■ Instructions to follow ■
Write the data out again exactly, dropping any images it holds.
◇ ◇ ◇ ◇
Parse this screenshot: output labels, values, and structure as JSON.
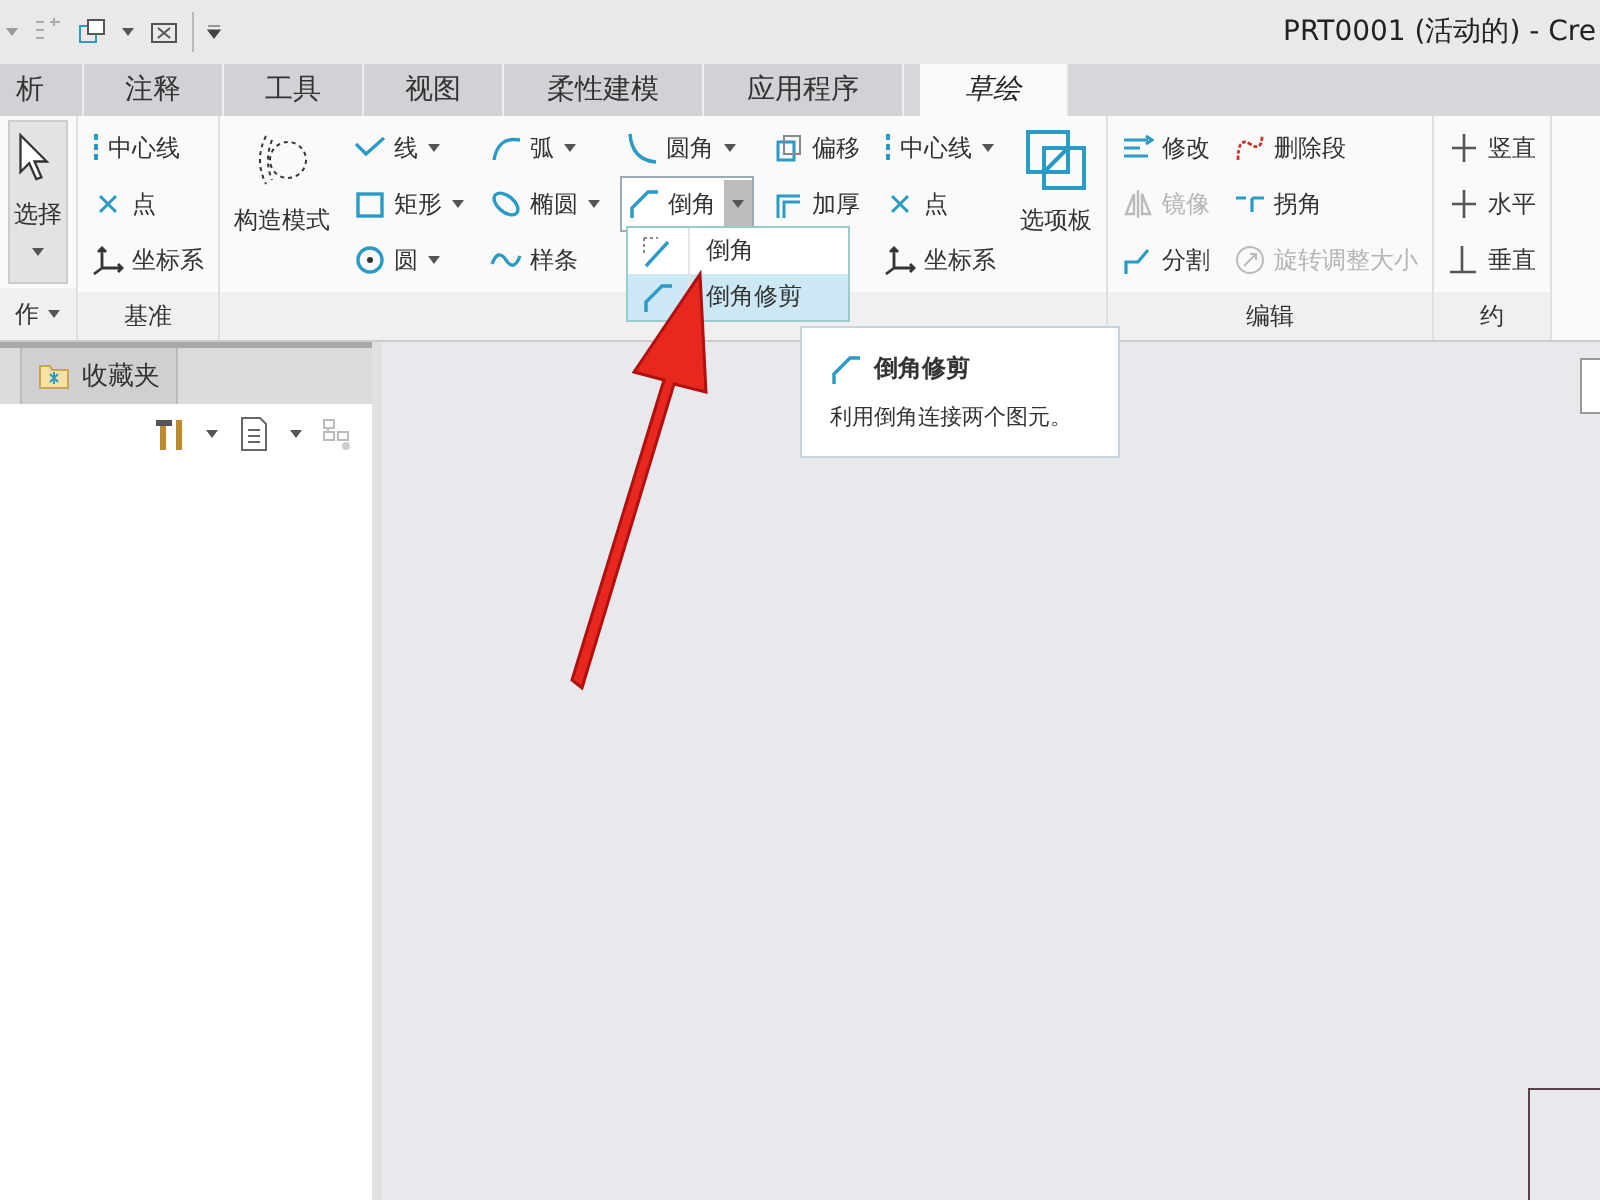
{
  "title": "PRT0001 (活动的) - Cre",
  "tabs": [
    {
      "label": "析",
      "selected": false
    },
    {
      "label": "注释",
      "selected": false
    },
    {
      "label": "工具",
      "selected": false
    },
    {
      "label": "视图",
      "selected": false
    },
    {
      "label": "柔性建模",
      "selected": false
    },
    {
      "label": "应用程序",
      "selected": false
    },
    {
      "label": "草绘",
      "selected": true
    }
  ],
  "ribbon": {
    "groups": [
      {
        "label": "作",
        "label_dropdown": true,
        "parts": [
          {
            "kind": "large",
            "label": "选择",
            "dropdown": true
          }
        ]
      },
      {
        "label": "基准",
        "label_dropdown": false,
        "parts": [
          {
            "kind": "column",
            "items": [
              {
                "label": "中心线",
                "dropdown": false,
                "disabled": false,
                "pressed": false
              },
              {
                "label": "点",
                "dropdown": false,
                "disabled": false,
                "pressed": false
              },
              {
                "label": "坐标系",
                "dropdown": false,
                "disabled": false,
                "pressed": false
              }
            ]
          }
        ]
      },
      {
        "label_dropdown": false,
        "parts": [
          {
            "kind": "large",
            "label": "构造模式",
            "dropdown": false
          },
          {
            "kind": "column",
            "items": [
              {
                "label": "线",
                "dropdown": true,
                "disabled": false,
                "pressed": false
              },
              {
                "label": "矩形",
                "dropdown": true,
                "disabled": false,
                "pressed": false
              },
              {
                "label": "圆",
                "dropdown": true,
                "disabled": false,
                "pressed": false
              }
            ]
          },
          {
            "kind": "column",
            "items": [
              {
                "label": "弧",
                "dropdown": true,
                "disabled": false,
                "pressed": false
              },
              {
                "label": "椭圆",
                "dropdown": true,
                "disabled": false,
                "pressed": false
              },
              {
                "label": "样条",
                "dropdown": false,
                "disabled": false,
                "pressed": false
              }
            ]
          },
          {
            "kind": "column",
            "items": [
              {
                "label": "圆角",
                "dropdown": true,
                "disabled": false,
                "pressed": false
              },
              {
                "label": "倒角",
                "dropdown": true,
                "disabled": false,
                "pressed": true
              }
            ]
          },
          {
            "kind": "column",
            "items": [
              {
                "label": "偏移",
                "dropdown": false,
                "disabled": false,
                "pressed": false
              },
              {
                "label": "加厚",
                "dropdown": false,
                "disabled": false,
                "pressed": false
              }
            ]
          },
          {
            "kind": "column",
            "items": [
              {
                "label": "中心线",
                "dropdown": true,
                "disabled": false,
                "pressed": false
              },
              {
                "label": "点",
                "dropdown": false,
                "disabled": false,
                "pressed": false
              },
              {
                "label": "坐标系",
                "dropdown": false,
                "disabled": false,
                "pressed": false
              }
            ]
          },
          {
            "kind": "large",
            "label": "选项板",
            "dropdown": false
          }
        ]
      },
      {
        "label": "编辑",
        "label_dropdown": false,
        "parts": [
          {
            "kind": "column",
            "items": [
              {
                "label": "修改",
                "dropdown": false,
                "disabled": false,
                "pressed": false
              },
              {
                "label": "镜像",
                "dropdown": false,
                "disabled": true,
                "pressed": false
              },
              {
                "label": "分割",
                "dropdown": false,
                "disabled": false,
                "pressed": false
              }
            ]
          },
          {
            "kind": "column",
            "items": [
              {
                "label": "删除段",
                "dropdown": false,
                "disabled": false,
                "pressed": false
              },
              {
                "label": "拐角",
                "dropdown": false,
                "disabled": false,
                "pressed": false
              },
              {
                "label": "旋转调整大小",
                "dropdown": false,
                "disabled": true,
                "pressed": false
              }
            ]
          }
        ]
      },
      {
        "label": "约",
        "label_dropdown": false,
        "parts": [
          {
            "kind": "column",
            "items": [
              {
                "label": "竖直",
                "dropdown": false,
                "disabled": false,
                "pressed": false
              },
              {
                "label": "水平",
                "dropdown": false,
                "disabled": false,
                "pressed": false
              },
              {
                "label": "垂直",
                "dropdown": false,
                "disabled": false,
                "pressed": false
              }
            ]
          }
        ]
      }
    ]
  },
  "dropdown_menu": {
    "items": [
      {
        "label": "倒角",
        "selected": false
      },
      {
        "label": "倒角修剪",
        "selected": true
      }
    ]
  },
  "tooltip": {
    "title": "倒角修剪",
    "description": "利用倒角连接两个图元。"
  },
  "left_panel": {
    "tabs": [
      {
        "label": "收藏夹"
      }
    ]
  }
}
◇ ◇ ◇ ◇
■ In response ■
Parse this screenshot: output labels, values, and structure as JSON.
{
  "title": "PRT0001 (活动的) - Cre",
  "tabs": [
    {
      "label": "析",
      "selected": false
    },
    {
      "label": "注释",
      "selected": false
    },
    {
      "label": "工具",
      "selected": false
    },
    {
      "label": "视图",
      "selected": false
    },
    {
      "label": "柔性建模",
      "selected": false
    },
    {
      "label": "应用程序",
      "selected": false
    },
    {
      "label": "草绘",
      "selected": true
    }
  ],
  "ribbon": {
    "groups": [
      {
        "label": "作",
        "label_dropdown": true,
        "parts": [
          {
            "kind": "large",
            "label": "选择",
            "dropdown": true
          }
        ]
      },
      {
        "label": "基准",
        "label_dropdown": false,
        "parts": [
          {
            "kind": "column",
            "items": [
              {
                "label": "中心线",
                "dropdown": false,
                "disabled": false,
                "pressed": false
              },
              {
                "label": "点",
                "dropdown": false,
                "disabled": false,
                "pressed": false
              },
              {
                "label": "坐标系",
                "dropdown": false,
                "disabled": false,
                "pressed": false
              }
            ]
          }
        ]
      },
      {
        "label_dropdown": false,
        "parts": [
          {
            "kind": "large",
            "label": "构造模式",
            "dropdown": false
          },
          {
            "kind": "column",
            "items": [
              {
                "label": "线",
                "dropdown": true,
                "disabled": false,
                "pressed": false
              },
              {
                "label": "矩形",
                "dropdown": true,
                "disabled": false,
                "pressed": false
              },
              {
                "label": "圆",
                "dropdown": true,
                "disabled": false,
                "pressed": false
              }
            ]
          },
          {
            "kind": "column",
            "items": [
              {
                "label": "弧",
                "dropdown": true,
                "disabled": false,
                "pressed": false
              },
              {
                "label": "椭圆",
                "dropdown": true,
                "disabled": false,
                "pressed": false
              },
              {
                "label": "样条",
                "dropdown": false,
                "disabled": false,
                "pressed": false
              }
            ]
          },
          {
            "kind": "column",
            "items": [
              {
                "label": "圆角",
                "dropdown": true,
                "disabled": false,
                "pressed": false
              },
              {
                "label": "倒角",
                "dropdown": true,
                "disabled": false,
                "pressed": true
              }
            ]
          },
          {
            "kind": "column",
            "items": [
              {
                "label": "偏移",
                "dropdown": false,
                "disabled": false,
                "pressed": false
              },
              {
                "label": "加厚",
                "dropdown": false,
                "disabled": false,
                "pressed": false
              }
            ]
          },
          {
            "kind": "column",
            "items": [
              {
                "label": "中心线",
                "dropdown": true,
                "disabled": false,
                "pressed": false
              },
              {
                "label": "点",
                "dropdown": false,
                "disabled": false,
                "pressed": false
              },
              {
                "label": "坐标系",
                "dropdown": false,
                "disabled": false,
                "pressed": false
              }
            ]
          },
          {
            "kind": "large",
            "label": "选项板",
            "dropdown": false
          }
        ]
      },
      {
        "label": "编辑",
        "label_dropdown": false,
        "parts": [
          {
            "kind": "column",
            "items": [
              {
                "label": "修改",
                "dropdown": false,
                "disabled": false,
                "pressed": false
              },
              {
                "label": "镜像",
                "dropdown": false,
                "disabled": true,
                "pressed": false
              },
              {
                "label": "分割",
                "dropdown": false,
                "disabled": false,
                "pressed": false
              }
            ]
          },
          {
            "kind": "column",
            "items": [
              {
                "label": "删除段",
                "dropdown": false,
                "disabled": false,
                "pressed": false
              },
              {
                "label": "拐角",
                "dropdown": false,
                "disabled": false,
                "pressed": false
              },
              {
                "label": "旋转调整大小",
                "dropdown": false,
                "disabled": true,
                "pressed": false
              }
            ]
          }
        ]
      },
      {
        "label": "约",
        "label_dropdown": false,
        "parts": [
          {
            "kind": "column",
            "items": [
              {
                "label": "竖直",
                "dropdown": false,
                "disabled": false,
                "pressed": false
              },
              {
                "label": "水平",
                "dropdown": false,
                "disabled": false,
                "pressed": false
              },
              {
                "label": "垂直",
                "dropdown": false,
                "disabled": false,
                "pressed": false
              }
            ]
          }
        ]
      }
    ]
  },
  "dropdown_menu": {
    "items": [
      {
        "label": "倒角",
        "selected": false
      },
      {
        "label": "倒角修剪",
        "selected": true
      }
    ]
  },
  "tooltip": {
    "title": "倒角修剪",
    "description": "利用倒角连接两个图元。"
  },
  "left_panel": {
    "tabs": [
      {
        "label": "收藏夹"
      }
    ]
  }
}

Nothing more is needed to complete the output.